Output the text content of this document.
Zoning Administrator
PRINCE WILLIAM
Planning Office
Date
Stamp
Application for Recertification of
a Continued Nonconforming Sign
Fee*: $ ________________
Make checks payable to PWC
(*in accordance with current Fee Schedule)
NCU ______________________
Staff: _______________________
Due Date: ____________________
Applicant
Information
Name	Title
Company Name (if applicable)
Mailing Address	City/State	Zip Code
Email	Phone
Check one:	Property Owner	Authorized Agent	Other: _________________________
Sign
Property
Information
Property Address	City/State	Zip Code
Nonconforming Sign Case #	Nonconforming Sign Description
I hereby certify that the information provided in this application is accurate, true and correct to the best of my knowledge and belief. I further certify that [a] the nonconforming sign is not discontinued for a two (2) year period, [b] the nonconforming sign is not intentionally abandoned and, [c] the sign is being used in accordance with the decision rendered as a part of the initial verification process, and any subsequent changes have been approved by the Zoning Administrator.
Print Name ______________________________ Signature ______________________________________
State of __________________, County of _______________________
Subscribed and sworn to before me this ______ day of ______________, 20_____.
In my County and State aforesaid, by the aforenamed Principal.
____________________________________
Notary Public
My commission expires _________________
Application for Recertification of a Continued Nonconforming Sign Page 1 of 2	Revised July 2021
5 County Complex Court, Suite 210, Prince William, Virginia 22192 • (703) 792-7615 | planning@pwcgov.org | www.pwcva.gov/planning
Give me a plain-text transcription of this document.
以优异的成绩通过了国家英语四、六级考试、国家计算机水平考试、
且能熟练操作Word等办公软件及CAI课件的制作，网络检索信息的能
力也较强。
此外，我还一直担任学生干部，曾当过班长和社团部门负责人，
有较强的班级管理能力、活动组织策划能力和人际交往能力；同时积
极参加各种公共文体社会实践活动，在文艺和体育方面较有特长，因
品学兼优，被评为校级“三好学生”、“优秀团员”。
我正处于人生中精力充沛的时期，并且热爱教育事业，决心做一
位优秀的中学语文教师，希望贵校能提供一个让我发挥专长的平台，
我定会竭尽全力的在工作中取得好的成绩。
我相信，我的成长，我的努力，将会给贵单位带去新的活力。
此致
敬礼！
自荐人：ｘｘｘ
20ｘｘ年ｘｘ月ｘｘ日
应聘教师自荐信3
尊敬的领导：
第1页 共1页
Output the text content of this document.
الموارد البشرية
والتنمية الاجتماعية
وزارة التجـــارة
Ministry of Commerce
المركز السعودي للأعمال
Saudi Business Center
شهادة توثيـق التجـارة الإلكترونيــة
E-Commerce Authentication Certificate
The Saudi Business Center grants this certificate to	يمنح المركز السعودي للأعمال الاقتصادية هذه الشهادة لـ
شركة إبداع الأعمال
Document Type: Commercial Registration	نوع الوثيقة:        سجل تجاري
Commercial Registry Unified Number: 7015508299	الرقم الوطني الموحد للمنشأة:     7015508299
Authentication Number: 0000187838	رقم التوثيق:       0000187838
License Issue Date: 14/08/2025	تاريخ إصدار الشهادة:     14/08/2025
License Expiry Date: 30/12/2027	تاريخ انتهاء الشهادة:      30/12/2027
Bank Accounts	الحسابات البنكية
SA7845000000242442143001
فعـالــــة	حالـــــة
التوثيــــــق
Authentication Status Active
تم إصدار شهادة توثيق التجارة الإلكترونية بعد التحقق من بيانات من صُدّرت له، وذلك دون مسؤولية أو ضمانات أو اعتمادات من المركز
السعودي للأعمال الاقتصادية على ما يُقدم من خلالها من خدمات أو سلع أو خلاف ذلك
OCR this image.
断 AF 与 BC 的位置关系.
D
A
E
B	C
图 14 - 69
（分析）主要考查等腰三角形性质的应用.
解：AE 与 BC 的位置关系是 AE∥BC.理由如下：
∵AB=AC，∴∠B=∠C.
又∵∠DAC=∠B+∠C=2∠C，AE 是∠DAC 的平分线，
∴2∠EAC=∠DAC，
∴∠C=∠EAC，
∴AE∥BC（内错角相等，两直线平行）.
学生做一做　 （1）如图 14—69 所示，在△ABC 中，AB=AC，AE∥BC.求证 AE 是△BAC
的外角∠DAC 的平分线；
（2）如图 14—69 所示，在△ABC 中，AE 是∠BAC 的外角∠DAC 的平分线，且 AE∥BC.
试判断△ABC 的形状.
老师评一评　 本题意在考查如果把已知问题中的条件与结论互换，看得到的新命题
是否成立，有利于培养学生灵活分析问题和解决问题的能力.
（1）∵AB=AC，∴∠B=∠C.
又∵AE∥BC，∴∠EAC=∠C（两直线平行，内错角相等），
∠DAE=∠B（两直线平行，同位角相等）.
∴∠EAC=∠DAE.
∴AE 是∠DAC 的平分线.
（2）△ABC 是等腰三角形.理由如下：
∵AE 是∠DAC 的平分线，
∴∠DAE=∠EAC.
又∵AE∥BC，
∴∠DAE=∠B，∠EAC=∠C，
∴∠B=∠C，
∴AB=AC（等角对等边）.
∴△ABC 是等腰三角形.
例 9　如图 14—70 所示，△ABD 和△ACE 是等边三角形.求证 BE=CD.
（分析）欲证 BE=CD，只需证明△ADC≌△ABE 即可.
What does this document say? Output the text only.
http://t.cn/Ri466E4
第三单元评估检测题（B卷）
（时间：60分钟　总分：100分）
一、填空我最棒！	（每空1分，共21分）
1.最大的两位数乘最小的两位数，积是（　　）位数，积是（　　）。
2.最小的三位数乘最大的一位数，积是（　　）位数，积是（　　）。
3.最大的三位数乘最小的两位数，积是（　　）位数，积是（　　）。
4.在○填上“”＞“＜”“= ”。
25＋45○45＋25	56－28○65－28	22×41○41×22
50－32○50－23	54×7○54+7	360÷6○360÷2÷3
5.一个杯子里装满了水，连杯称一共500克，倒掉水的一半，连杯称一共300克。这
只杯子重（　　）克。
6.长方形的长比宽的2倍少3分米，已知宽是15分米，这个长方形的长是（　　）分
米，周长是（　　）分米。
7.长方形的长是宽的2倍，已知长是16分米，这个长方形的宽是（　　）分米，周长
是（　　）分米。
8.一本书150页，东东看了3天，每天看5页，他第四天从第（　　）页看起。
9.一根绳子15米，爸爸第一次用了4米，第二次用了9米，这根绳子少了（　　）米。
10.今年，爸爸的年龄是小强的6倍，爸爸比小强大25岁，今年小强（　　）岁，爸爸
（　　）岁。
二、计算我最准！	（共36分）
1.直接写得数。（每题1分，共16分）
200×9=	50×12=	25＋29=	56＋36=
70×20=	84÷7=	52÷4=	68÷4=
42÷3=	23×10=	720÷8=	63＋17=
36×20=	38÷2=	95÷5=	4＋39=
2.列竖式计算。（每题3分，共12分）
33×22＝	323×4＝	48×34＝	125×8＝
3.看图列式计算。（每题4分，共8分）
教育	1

###

[Work to be completed]
Among the records above, find each line holding the string "County" and pull it out.

[Answer for this exercise]
State of __________________, County of _______________________
In my County and State aforesaid, by the aforenamed Principal.
5 County Complex Court, Suite 210, Prince William, Virginia 22192 • (703) 792-7615 | planning@pwcgov.org | www.pwcva.gov/planning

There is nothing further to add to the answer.